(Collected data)
+++++
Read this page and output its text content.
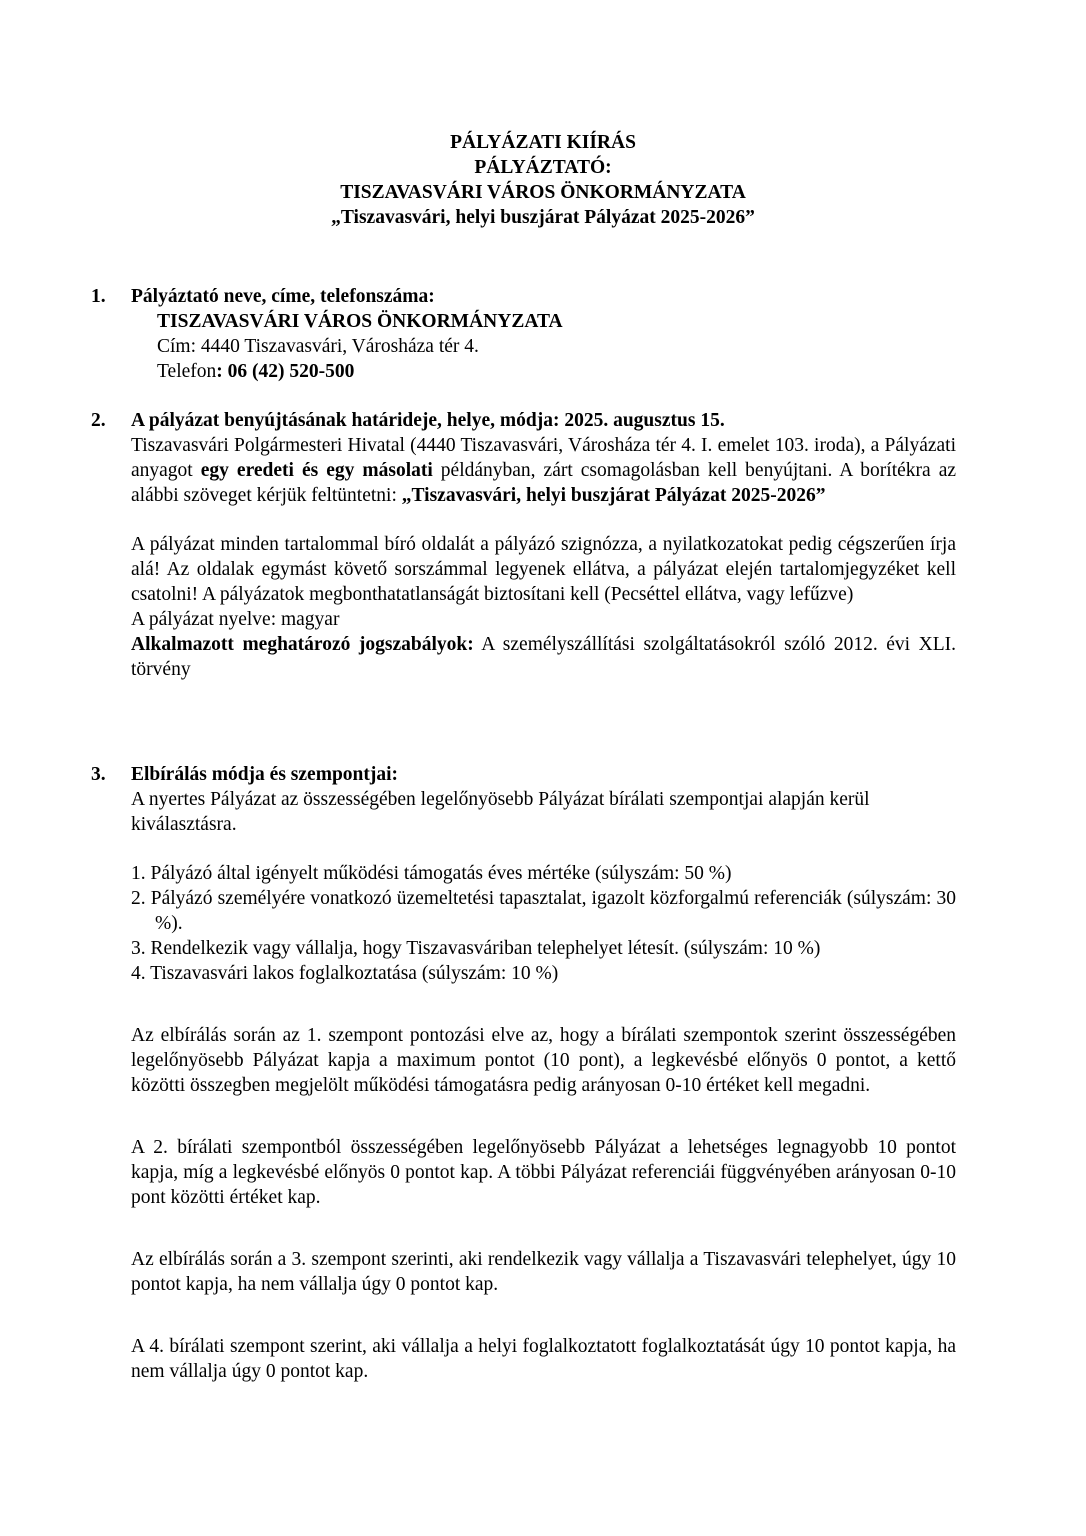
PÁLYÁZATI KIÍRÁS
PÁLYÁZTATÓ:
TISZAVASVÁRI VÁROS ÖNKORMÁNYZATA
„Tiszavasvári, helyi buszjárat Pályázat 2025-2026”
1. Pályáztató neve, címe, telefonszáma:
TISZAVASVÁRI VÁROS ÖNKORMÁNYZATA
Cím: 4440 Tiszavasvári, Városháza tér 4.
Telefon: 06 (42) 520-500
2. A pályázat benyújtásának határideje, helye, módja: 2025. augusztus 15.

Tiszavasvári Polgármesteri Hivatal (4440 Tiszavasvári, Városháza tér 4. I. emelet 103. iroda), a Pályázati anyagot egy eredeti és egy másolati példányban, zárt csomagolásban kell benyújtani. A borítékra az alábbi szöveget kérjük feltüntetni: „Tiszavasvári, helyi buszjárat Pályázat 2025-2026”

A pályázat minden tartalommal bíró oldalát a pályázó szignózza, a nyilatkozatokat pedig cégszerűen írja alá! Az oldalak egymást követő sorszámmal legyenek ellátva, a pályázat elején tartalomjegyzéket kell csatolni! A pályázatok megbonthatatlanságát biztosítani kell (Pecséttel ellátva, vagy lefűzve)

A pályázat nyelve: magyar

Alkalmazott meghatározó jogszabályok: A személyszállítási szolgáltatásokról szóló 2012. évi XLI. törvény

3. Elbírálás módja és szempontjai:

A nyertes Pályázat az összességében legelőnyösebb Pályázat bírálati szempontjai alapján kerül kiválasztásra.

1. Pályázó által igényelt működési támogatás éves mértéke (súlyszám: 50 %)

2. Pályázó személyére vonatkozó üzemeltetési tapasztalat, igazolt közforgalmú referenciák (súlyszám: 30 %).

3. Rendelkezik vagy vállalja, hogy Tiszavasváriban telephelyet létesít. (súlyszám: 10 %)

4. Tiszavasvári lakos foglalkoztatása (súlyszám: 10 %)

Az elbírálás során az 1. szempont pontozási elve az, hogy a bírálati szempontok szerint összességében legelőnyösebb Pályázat kapja a maximum pontot (10 pont), a legkevésbé előnyös 0 pontot, a kettő közötti összegben megjelölt működési támogatásra pedig arányosan 0-10 értéket kell megadni.

A 2. bírálati szempontból összességében legelőnyösebb Pályázat a lehetséges legnagyobb 10 pontot kapja, míg a legkevésbé előnyös 0 pontot kap. A többi Pályázat referenciái függvényében arányosan 0-10 pont közötti értéket kap.

Az elbírálás során a 3. szempont szerinti, aki rendelkezik vagy vállalja a Tiszavasvári telephelyet, úgy 10 pontot kapja, ha nem vállalja úgy 0 pontot kap.

A 4. bírálati szempont szerint, aki vállalja a helyi foglalkoztatott foglalkoztatását úgy 10 pontot kapja, ha nem vállalja úgy 0 pontot kap.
+++++
### Short exercise:
Omitting all images, retype each line of the records precisely.

### Written response:
Read this page and output its text content.
PÁLYÁZATI KIÍRÁS
PÁLYÁZTATÓ:
TISZAVASVÁRI VÁROS ÖNKORMÁNYZATA
„Tiszavasvári, helyi buszjárat Pályázat 2025-2026”
1. Pályáztató neve, címe, telefonszáma:
TISZAVASVÁRI VÁROS ÖNKORMÁNYZATA
Cím: 4440 Tiszavasvári, Városháza tér 4.
Telefon: 06 (42) 520-500
2. A pályázat benyújtásának határideje, helye, módja: 2025. augusztus 15.

Tiszavasvári Polgármesteri Hivatal (4440 Tiszavasvári, Városháza tér 4. I. emelet 103. iroda), a Pályázati anyagot egy eredeti és egy másolati példányban, zárt csomagolásban kell benyújtani. A borítékra az alábbi szöveget kérjük feltüntetni: „Tiszavasvári, helyi buszjárat Pályázat 2025-2026”

A pályázat minden tartalommal bíró oldalát a pályázó szignózza, a nyilatkozatokat pedig cégszerűen írja alá! Az oldalak egymást követő sorszámmal legyenek ellátva, a pályázat elején tartalomjegyzéket kell csatolni! A pályázatok megbonthatatlanságát biztosítani kell (Pecséttel ellátva, vagy lefűzve)

A pályázat nyelve: magyar

Alkalmazott meghatározó jogszabályok: A személyszállítási szolgáltatásokról szóló 2012. évi XLI. törvény

3. Elbírálás módja és szempontjai:

A nyertes Pályázat az összességében legelőnyösebb Pályázat bírálati szempontjai alapján kerül kiválasztásra.

1. Pályázó által igényelt működési támogatás éves mértéke (súlyszám: 50 %)

2. Pályázó személyére vonatkozó üzemeltetési tapasztalat, igazolt közforgalmú referenciák (súlyszám: 30 %).

3. Rendelkezik vagy vállalja, hogy Tiszavasváriban telephelyet létesít. (súlyszám: 10 %)

4. Tiszavasvári lakos foglalkoztatása (súlyszám: 10 %)

Az elbírálás során az 1. szempont pontozási elve az, hogy a bírálati szempontok szerint összességében legelőnyösebb Pályázat kapja a maximum pontot (10 pont), a legkevésbé előnyös 0 pontot, a kettő közötti összegben megjelölt működési támogatásra pedig arányosan 0-10 értéket kell megadni.

A 2. bírálati szempontból összességében legelőnyösebb Pályázat a lehetséges legnagyobb 10 pontot kapja, míg a legkevésbé előnyös 0 pontot kap. A többi Pályázat referenciái függvényében arányosan 0-10 pont közötti értéket kap.

Az elbírálás során a 3. szempont szerinti, aki rendelkezik vagy vállalja a Tiszavasvári telephelyet, úgy 10 pontot kapja, ha nem vállalja úgy 0 pontot kap.

A 4. bírálati szempont szerint, aki vállalja a helyi foglalkoztatott foglalkoztatását úgy 10 pontot kapja, ha nem vállalja úgy 0 pontot kap.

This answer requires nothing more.